*Material provided:*
[start]

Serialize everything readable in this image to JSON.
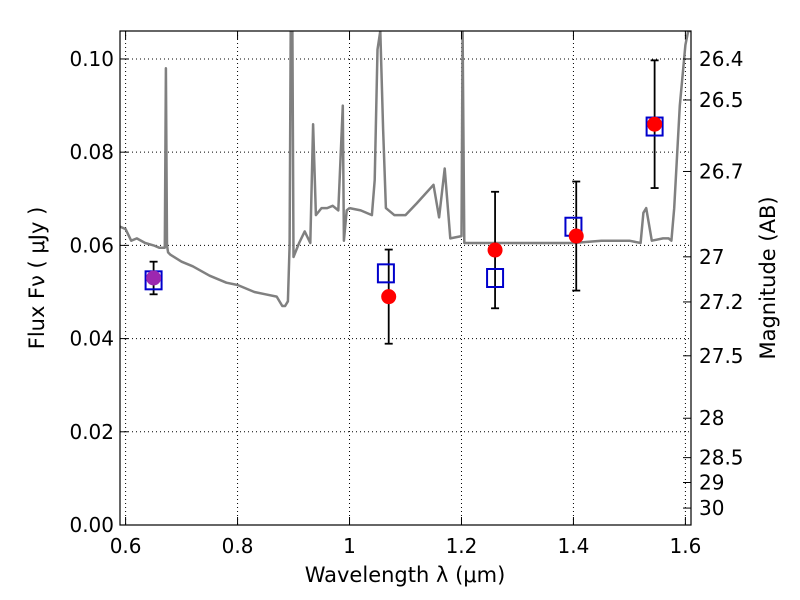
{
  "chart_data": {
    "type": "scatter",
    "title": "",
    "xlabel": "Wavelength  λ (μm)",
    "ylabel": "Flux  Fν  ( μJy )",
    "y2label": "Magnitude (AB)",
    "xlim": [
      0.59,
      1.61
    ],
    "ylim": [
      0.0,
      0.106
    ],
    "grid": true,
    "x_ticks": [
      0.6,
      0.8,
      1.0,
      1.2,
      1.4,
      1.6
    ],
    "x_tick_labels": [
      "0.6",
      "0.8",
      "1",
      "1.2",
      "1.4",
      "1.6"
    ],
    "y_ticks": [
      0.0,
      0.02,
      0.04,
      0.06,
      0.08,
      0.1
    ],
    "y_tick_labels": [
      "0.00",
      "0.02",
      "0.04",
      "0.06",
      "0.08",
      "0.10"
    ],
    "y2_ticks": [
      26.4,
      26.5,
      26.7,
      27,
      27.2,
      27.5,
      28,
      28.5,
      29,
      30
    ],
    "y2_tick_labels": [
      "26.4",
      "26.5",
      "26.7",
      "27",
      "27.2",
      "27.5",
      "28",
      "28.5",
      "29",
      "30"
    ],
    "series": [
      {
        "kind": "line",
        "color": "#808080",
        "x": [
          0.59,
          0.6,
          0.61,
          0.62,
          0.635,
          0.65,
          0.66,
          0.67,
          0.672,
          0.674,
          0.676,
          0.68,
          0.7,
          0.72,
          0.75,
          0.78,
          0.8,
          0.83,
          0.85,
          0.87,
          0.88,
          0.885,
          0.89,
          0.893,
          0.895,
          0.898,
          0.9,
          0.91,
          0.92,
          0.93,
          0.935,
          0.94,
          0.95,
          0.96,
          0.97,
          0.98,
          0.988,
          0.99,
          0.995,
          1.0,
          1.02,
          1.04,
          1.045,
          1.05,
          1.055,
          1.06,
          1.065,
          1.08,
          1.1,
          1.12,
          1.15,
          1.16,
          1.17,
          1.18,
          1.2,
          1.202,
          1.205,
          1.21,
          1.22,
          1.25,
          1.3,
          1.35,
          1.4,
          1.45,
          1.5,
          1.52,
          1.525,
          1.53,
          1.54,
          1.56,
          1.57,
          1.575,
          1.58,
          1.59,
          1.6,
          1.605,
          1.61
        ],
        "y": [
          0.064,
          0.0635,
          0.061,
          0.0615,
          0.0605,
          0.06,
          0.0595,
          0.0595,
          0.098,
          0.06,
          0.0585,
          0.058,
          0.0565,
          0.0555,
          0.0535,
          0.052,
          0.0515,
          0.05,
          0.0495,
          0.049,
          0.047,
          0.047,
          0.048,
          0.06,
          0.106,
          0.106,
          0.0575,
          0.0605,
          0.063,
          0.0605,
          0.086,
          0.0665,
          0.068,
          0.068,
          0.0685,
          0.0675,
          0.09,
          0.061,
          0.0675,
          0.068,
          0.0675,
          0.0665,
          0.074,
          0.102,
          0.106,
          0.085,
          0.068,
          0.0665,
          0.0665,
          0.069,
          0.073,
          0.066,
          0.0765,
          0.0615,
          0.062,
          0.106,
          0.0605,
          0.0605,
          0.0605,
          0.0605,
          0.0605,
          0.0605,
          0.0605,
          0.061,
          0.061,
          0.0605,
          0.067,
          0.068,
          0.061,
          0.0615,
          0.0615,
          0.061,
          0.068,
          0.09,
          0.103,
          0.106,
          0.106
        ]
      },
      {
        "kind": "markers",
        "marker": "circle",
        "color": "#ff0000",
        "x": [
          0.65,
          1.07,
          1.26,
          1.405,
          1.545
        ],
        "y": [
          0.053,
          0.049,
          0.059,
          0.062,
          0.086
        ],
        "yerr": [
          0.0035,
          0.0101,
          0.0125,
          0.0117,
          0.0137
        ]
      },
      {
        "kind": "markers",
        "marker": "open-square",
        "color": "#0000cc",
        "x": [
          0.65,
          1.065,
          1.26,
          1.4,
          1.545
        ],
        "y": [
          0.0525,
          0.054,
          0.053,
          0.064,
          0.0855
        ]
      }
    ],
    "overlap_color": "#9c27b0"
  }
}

[end]

*Direction:*
Reproduce the data word for word, excluding its pictures.

*Solution:*
Serialize everything readable in this image to JSON.
{
  "chart_data": {
    "type": "scatter",
    "title": "",
    "xlabel": "Wavelength  λ (μm)",
    "ylabel": "Flux  Fν  ( μJy )",
    "y2label": "Magnitude (AB)",
    "xlim": [
      0.59,
      1.61
    ],
    "ylim": [
      0.0,
      0.106
    ],
    "grid": true,
    "x_ticks": [
      0.6,
      0.8,
      1.0,
      1.2,
      1.4,
      1.6
    ],
    "x_tick_labels": [
      "0.6",
      "0.8",
      "1",
      "1.2",
      "1.4",
      "1.6"
    ],
    "y_ticks": [
      0.0,
      0.02,
      0.04,
      0.06,
      0.08,
      0.1
    ],
    "y_tick_labels": [
      "0.00",
      "0.02",
      "0.04",
      "0.06",
      "0.08",
      "0.10"
    ],
    "y2_ticks": [
      26.4,
      26.5,
      26.7,
      27,
      27.2,
      27.5,
      28,
      28.5,
      29,
      30
    ],
    "y2_tick_labels": [
      "26.4",
      "26.5",
      "26.7",
      "27",
      "27.2",
      "27.5",
      "28",
      "28.5",
      "29",
      "30"
    ],
    "series": [
      {
        "kind": "line",
        "color": "#808080",
        "x": [
          0.59,
          0.6,
          0.61,
          0.62,
          0.635,
          0.65,
          0.66,
          0.67,
          0.672,
          0.674,
          0.676,
          0.68,
          0.7,
          0.72,
          0.75,
          0.78,
          0.8,
          0.83,
          0.85,
          0.87,
          0.88,
          0.885,
          0.89,
          0.893,
          0.895,
          0.898,
          0.9,
          0.91,
          0.92,
          0.93,
          0.935,
          0.94,
          0.95,
          0.96,
          0.97,
          0.98,
          0.988,
          0.99,
          0.995,
          1.0,
          1.02,
          1.04,
          1.045,
          1.05,
          1.055,
          1.06,
          1.065,
          1.08,
          1.1,
          1.12,
          1.15,
          1.16,
          1.17,
          1.18,
          1.2,
          1.202,
          1.205,
          1.21,
          1.22,
          1.25,
          1.3,
          1.35,
          1.4,
          1.45,
          1.5,
          1.52,
          1.525,
          1.53,
          1.54,
          1.56,
          1.57,
          1.575,
          1.58,
          1.59,
          1.6,
          1.605,
          1.61
        ],
        "y": [
          0.064,
          0.0635,
          0.061,
          0.0615,
          0.0605,
          0.06,
          0.0595,
          0.0595,
          0.098,
          0.06,
          0.0585,
          0.058,
          0.0565,
          0.0555,
          0.0535,
          0.052,
          0.0515,
          0.05,
          0.0495,
          0.049,
          0.047,
          0.047,
          0.048,
          0.06,
          0.106,
          0.106,
          0.0575,
          0.0605,
          0.063,
          0.0605,
          0.086,
          0.0665,
          0.068,
          0.068,
          0.0685,
          0.0675,
          0.09,
          0.061,
          0.0675,
          0.068,
          0.0675,
          0.0665,
          0.074,
          0.102,
          0.106,
          0.085,
          0.068,
          0.0665,
          0.0665,
          0.069,
          0.073,
          0.066,
          0.0765,
          0.0615,
          0.062,
          0.106,
          0.0605,
          0.0605,
          0.0605,
          0.0605,
          0.0605,
          0.0605,
          0.0605,
          0.061,
          0.061,
          0.0605,
          0.067,
          0.068,
          0.061,
          0.0615,
          0.0615,
          0.061,
          0.068,
          0.09,
          0.103,
          0.106,
          0.106
        ]
      },
      {
        "kind": "markers",
        "marker": "circle",
        "color": "#ff0000",
        "x": [
          0.65,
          1.07,
          1.26,
          1.405,
          1.545
        ],
        "y": [
          0.053,
          0.049,
          0.059,
          0.062,
          0.086
        ],
        "yerr": [
          0.0035,
          0.0101,
          0.0125,
          0.0117,
          0.0137
        ]
      },
      {
        "kind": "markers",
        "marker": "open-square",
        "color": "#0000cc",
        "x": [
          0.65,
          1.065,
          1.26,
          1.4,
          1.545
        ],
        "y": [
          0.0525,
          0.054,
          0.053,
          0.064,
          0.0855
        ]
      }
    ],
    "overlap_color": "#9c27b0"
  }
}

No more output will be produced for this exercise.